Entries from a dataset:
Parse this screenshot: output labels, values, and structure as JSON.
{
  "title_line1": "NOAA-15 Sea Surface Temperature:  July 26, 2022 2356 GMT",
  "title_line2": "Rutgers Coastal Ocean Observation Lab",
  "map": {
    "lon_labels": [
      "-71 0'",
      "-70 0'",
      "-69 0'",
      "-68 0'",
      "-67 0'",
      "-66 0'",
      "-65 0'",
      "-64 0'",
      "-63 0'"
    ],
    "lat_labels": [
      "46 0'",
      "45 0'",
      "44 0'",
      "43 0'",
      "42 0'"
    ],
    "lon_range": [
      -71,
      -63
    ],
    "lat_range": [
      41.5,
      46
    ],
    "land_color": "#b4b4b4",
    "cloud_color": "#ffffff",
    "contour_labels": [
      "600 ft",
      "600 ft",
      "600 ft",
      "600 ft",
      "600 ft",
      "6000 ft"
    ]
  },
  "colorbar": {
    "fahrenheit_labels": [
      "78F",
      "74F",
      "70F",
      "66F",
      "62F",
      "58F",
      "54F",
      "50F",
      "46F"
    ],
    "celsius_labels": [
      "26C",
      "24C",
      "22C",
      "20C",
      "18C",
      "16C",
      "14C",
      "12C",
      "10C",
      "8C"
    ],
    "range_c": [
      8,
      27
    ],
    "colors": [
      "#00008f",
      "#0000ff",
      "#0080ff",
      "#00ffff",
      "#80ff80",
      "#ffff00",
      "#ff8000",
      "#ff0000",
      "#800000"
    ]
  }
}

Problem to work on: Reproduce the entries above exactly.

Solution:
Parse this screenshot: output labels, values, and structure as JSON.
{
  "title_line1": "NOAA-15 Sea Surface Temperature:  July 26, 2022 2356 GMT",
  "title_line2": "Rutgers Coastal Ocean Observation Lab",
  "map": {
    "lon_labels": [
      "-71 0'",
      "-70 0'",
      "-69 0'",
      "-68 0'",
      "-67 0'",
      "-66 0'",
      "-65 0'",
      "-64 0'",
      "-63 0'"
    ],
    "lat_labels": [
      "46 0'",
      "45 0'",
      "44 0'",
      "43 0'",
      "42 0'"
    ],
    "lon_range": [
      -71,
      -63
    ],
    "lat_range": [
      41.5,
      46
    ],
    "land_color": "#b4b4b4",
    "cloud_color": "#ffffff",
    "contour_labels": [
      "600 ft",
      "600 ft",
      "600 ft",
      "600 ft",
      "600 ft",
      "6000 ft"
    ]
  },
  "colorbar": {
    "fahrenheit_labels": [
      "78F",
      "74F",
      "70F",
      "66F",
      "62F",
      "58F",
      "54F",
      "50F",
      "46F"
    ],
    "celsius_labels": [
      "26C",
      "24C",
      "22C",
      "20C",
      "18C",
      "16C",
      "14C",
      "12C",
      "10C",
      "8C"
    ],
    "range_c": [
      8,
      27
    ],
    "colors": [
      "#00008f",
      "#0000ff",
      "#0080ff",
      "#00ffff",
      "#80ff80",
      "#ffff00",
      "#ff8000",
      "#ff0000",
      "#800000"
    ]
  }
}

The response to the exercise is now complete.